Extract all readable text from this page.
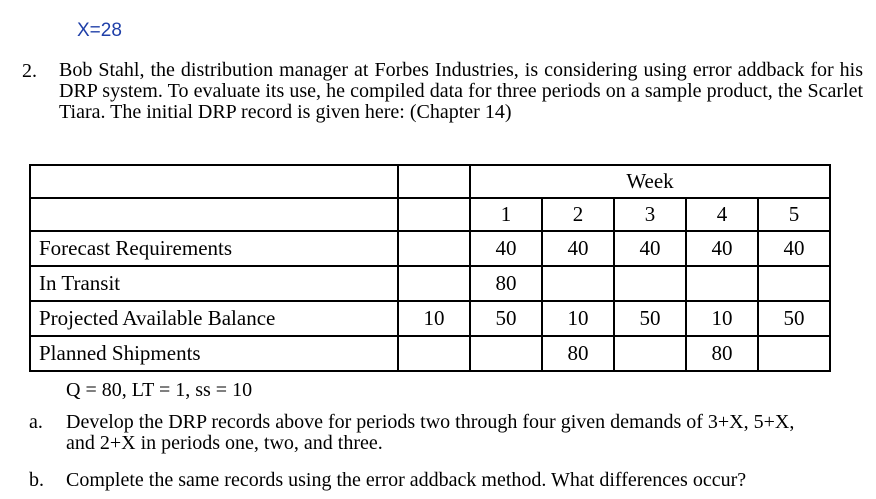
X=28
2. Bob Stahl, the distribution manager at Forbes Industries, is considering using error addback for his DRP system. To evaluate its use, he compiled data for three periods on a sample product, the Scarlet Tiara. The initial DRP record is given here: (Chapter 14)
		Week				
		1	2	3	4	5
Forecast Requirements		40	40	40	40	40
In Transit		80				
Projected Available Balance	10	50	10	50	10	50
Planned Shipments			80		80	
Q = 80, LT = 1, ss = 10
a. Develop the DRP records above for periods two through four given demands of 3+X, 5+X,
and 2+X in periods one, two, and three.
b. Complete the same records using the error addback method. What differences occur?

WHAT TO WORK ON:
Strip the images and reproduce the remaining records precisely.

SOLVED PROBLEM:
Extract all readable text from this page.
X=28
2. Bob Stahl, the distribution manager at Forbes Industries, is considering using error addback for his DRP system. To evaluate its use, he compiled data for three periods on a sample product, the Scarlet Tiara. The initial DRP record is given here: (Chapter 14)
		Week				
		1	2	3	4	5
Forecast Requirements		40	40	40	40	40
In Transit		80				
Projected Available Balance	10	50	10	50	10	50
Planned Shipments			80		80	
Q = 80, LT = 1, ss = 10
a. Develop the DRP records above for periods two through four given demands of 3+X, 5+X,
and 2+X in periods one, two, and three.
b. Complete the same records using the error addback method. What differences occur?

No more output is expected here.